Produce an exact copy of all the data below, dropping every image.

/---

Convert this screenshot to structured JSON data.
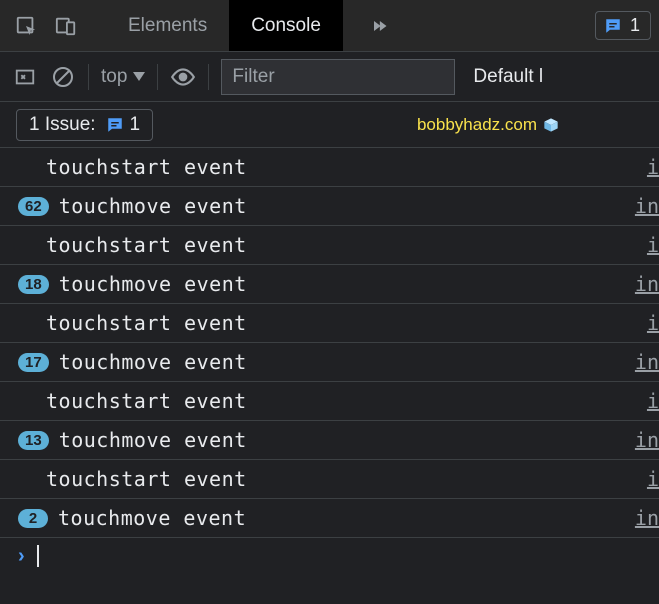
{
  "tabs": {
    "elements": "Elements",
    "console": "Console"
  },
  "header": {
    "issue_count": "1"
  },
  "toolbar": {
    "context": "top",
    "filter_placeholder": "Filter",
    "levels": "Default l"
  },
  "issues": {
    "label": "1 Issue:",
    "count": "1"
  },
  "brand": "bobbyhadz.com",
  "src_short": "i",
  "src_long": "in",
  "logs": [
    {
      "badge": "",
      "msg": "touchstart event",
      "src": "i"
    },
    {
      "badge": "62",
      "msg": "touchmove event",
      "src": "in"
    },
    {
      "badge": "",
      "msg": "touchstart event",
      "src": "i"
    },
    {
      "badge": "18",
      "msg": "touchmove event",
      "src": "in"
    },
    {
      "badge": "",
      "msg": "touchstart event",
      "src": "i"
    },
    {
      "badge": "17",
      "msg": "touchmove event",
      "src": "in"
    },
    {
      "badge": "",
      "msg": "touchstart event",
      "src": "i"
    },
    {
      "badge": "13",
      "msg": "touchmove event",
      "src": "in"
    },
    {
      "badge": "",
      "msg": "touchstart event",
      "src": "i"
    },
    {
      "badge": "2",
      "msg": "touchmove event",
      "src": "in"
    }
  ]
}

\---

Task result:
Convert this screenshot to structured JSON data.
{
  "tabs": {
    "elements": "Elements",
    "console": "Console"
  },
  "header": {
    "issue_count": "1"
  },
  "toolbar": {
    "context": "top",
    "filter_placeholder": "Filter",
    "levels": "Default l"
  },
  "issues": {
    "label": "1 Issue:",
    "count": "1"
  },
  "brand": "bobbyhadz.com",
  "src_short": "i",
  "src_long": "in",
  "logs": [
    {
      "badge": "",
      "msg": "touchstart event",
      "src": "i"
    },
    {
      "badge": "62",
      "msg": "touchmove event",
      "src": "in"
    },
    {
      "badge": "",
      "msg": "touchstart event",
      "src": "i"
    },
    {
      "badge": "18",
      "msg": "touchmove event",
      "src": "in"
    },
    {
      "badge": "",
      "msg": "touchstart event",
      "src": "i"
    },
    {
      "badge": "17",
      "msg": "touchmove event",
      "src": "in"
    },
    {
      "badge": "",
      "msg": "touchstart event",
      "src": "i"
    },
    {
      "badge": "13",
      "msg": "touchmove event",
      "src": "in"
    },
    {
      "badge": "",
      "msg": "touchstart event",
      "src": "i"
    },
    {
      "badge": "2",
      "msg": "touchmove event",
      "src": "in"
    }
  ]
}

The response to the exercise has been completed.